• [Stated exercise]:
In the records below, pick out all lines containing the word "JSON".

Figure record extracts

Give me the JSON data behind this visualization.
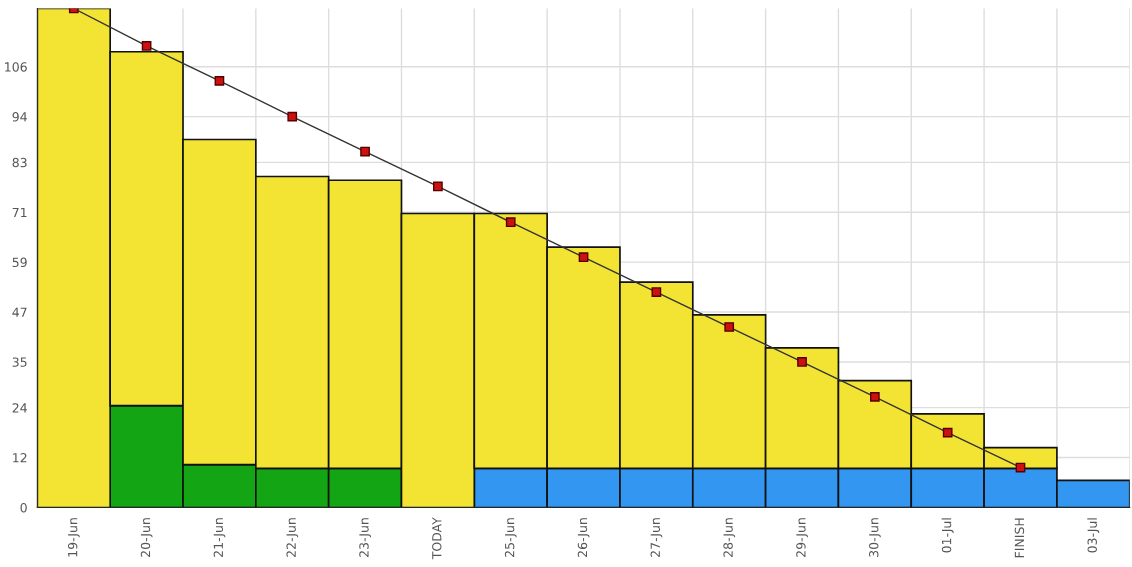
{
  "chart_data": {
    "type": "bar",
    "stacked": true,
    "categories": [
      "19-Jun",
      "20-Jun",
      "21-Jun",
      "22-Jun",
      "23-Jun",
      "TODAY",
      "25-Jun",
      "26-Jun",
      "27-Jun",
      "28-Jun",
      "29-Jun",
      "30-Jun",
      "01-Jul",
      "FINISH",
      "03-Jul"
    ],
    "series": [
      {
        "color": "#14a514",
        "values": [
          null,
          24.5,
          10.3,
          9.4,
          9.4,
          null,
          null,
          null,
          null,
          null,
          null,
          null,
          null,
          null,
          null
        ]
      },
      {
        "color": "#3396f0",
        "values": [
          null,
          null,
          null,
          null,
          null,
          null,
          9.4,
          9.4,
          9.4,
          9.4,
          9.4,
          9.4,
          9.4,
          9.4,
          6.5
        ]
      },
      {
        "color": "#f3e434",
        "values": [
          120,
          85.1,
          78.2,
          70.2,
          69.3,
          70.7,
          61.3,
          53.2,
          44.8,
          36.9,
          29,
          21.1,
          13.1,
          5,
          null
        ]
      },
      {
        "type": "line",
        "color": "#333333",
        "marker": "square",
        "values": [
          120,
          111,
          102.6,
          94,
          85.6,
          77.2,
          68.6,
          60.2,
          51.8,
          43.4,
          35,
          26.6,
          18,
          9.6,
          null
        ]
      }
    ],
    "ylim": [
      0,
      120
    ],
    "yticks": [
      0,
      12,
      24,
      35,
      47,
      59,
      71,
      83,
      94,
      106
    ],
    "grid": true,
    "legend": false
  }
}
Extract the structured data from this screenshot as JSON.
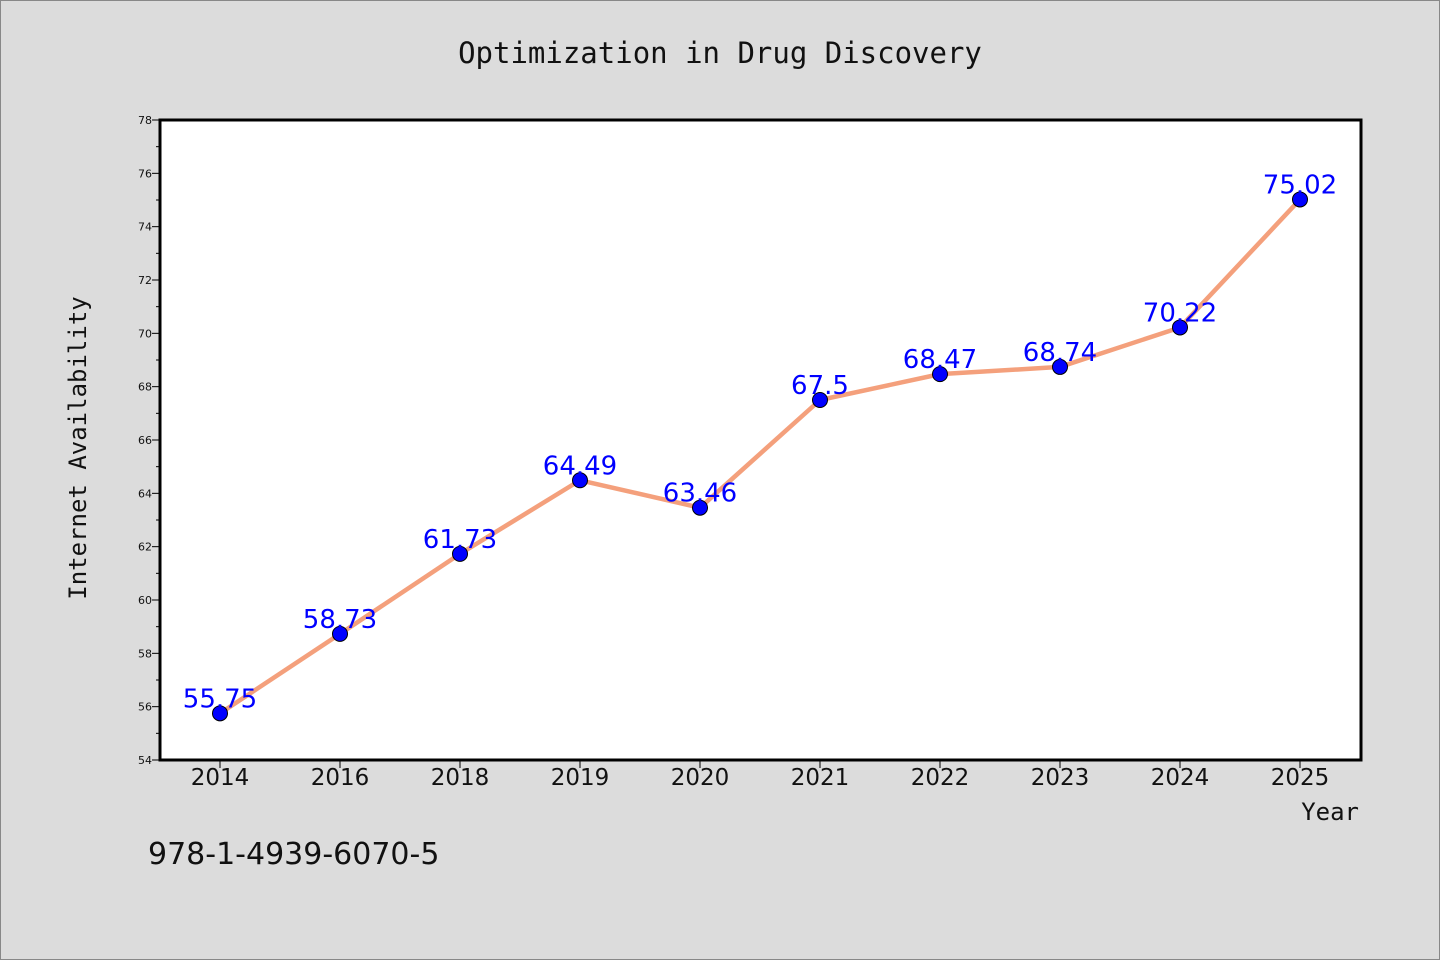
{
  "chart_data": {
    "type": "line",
    "title": "Optimization in Drug Discovery",
    "xlabel": "Year",
    "ylabel": "Internet Availability",
    "categories": [
      "2014",
      "2016",
      "2018",
      "2019",
      "2020",
      "2021",
      "2022",
      "2023",
      "2024",
      "2025"
    ],
    "series": [
      {
        "values": [
          55.75,
          58.73,
          61.73,
          64.49,
          63.46,
          67.5,
          68.47,
          68.74,
          70.22,
          75.02
        ],
        "labels": [
          "55.75",
          "58.73",
          "61.73",
          "64.49",
          "63.46",
          "67.5",
          "68.47",
          "68.74",
          "70.22",
          "75.02"
        ],
        "line_color": "#f4a07c",
        "marker_color": "#0000ff"
      }
    ],
    "ylim": [
      54,
      78
    ],
    "yticks": [
      "54",
      "56",
      "58",
      "60",
      "62",
      "64",
      "66",
      "68",
      "70",
      "72",
      "74",
      "76",
      "78"
    ],
    "grid": false,
    "legend": "none"
  },
  "annotation": "978-1-4939-6070-5",
  "colors": {
    "background": "#dcdcdc",
    "plot_background": "#ffffff",
    "line": "#f4a07c",
    "marker": "#0000ff",
    "data_label": "#0000ff"
  }
}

• [Exercise response]:
Give me the JSON data behind this visualization.
Extract the structured data from this screenshot as JSON.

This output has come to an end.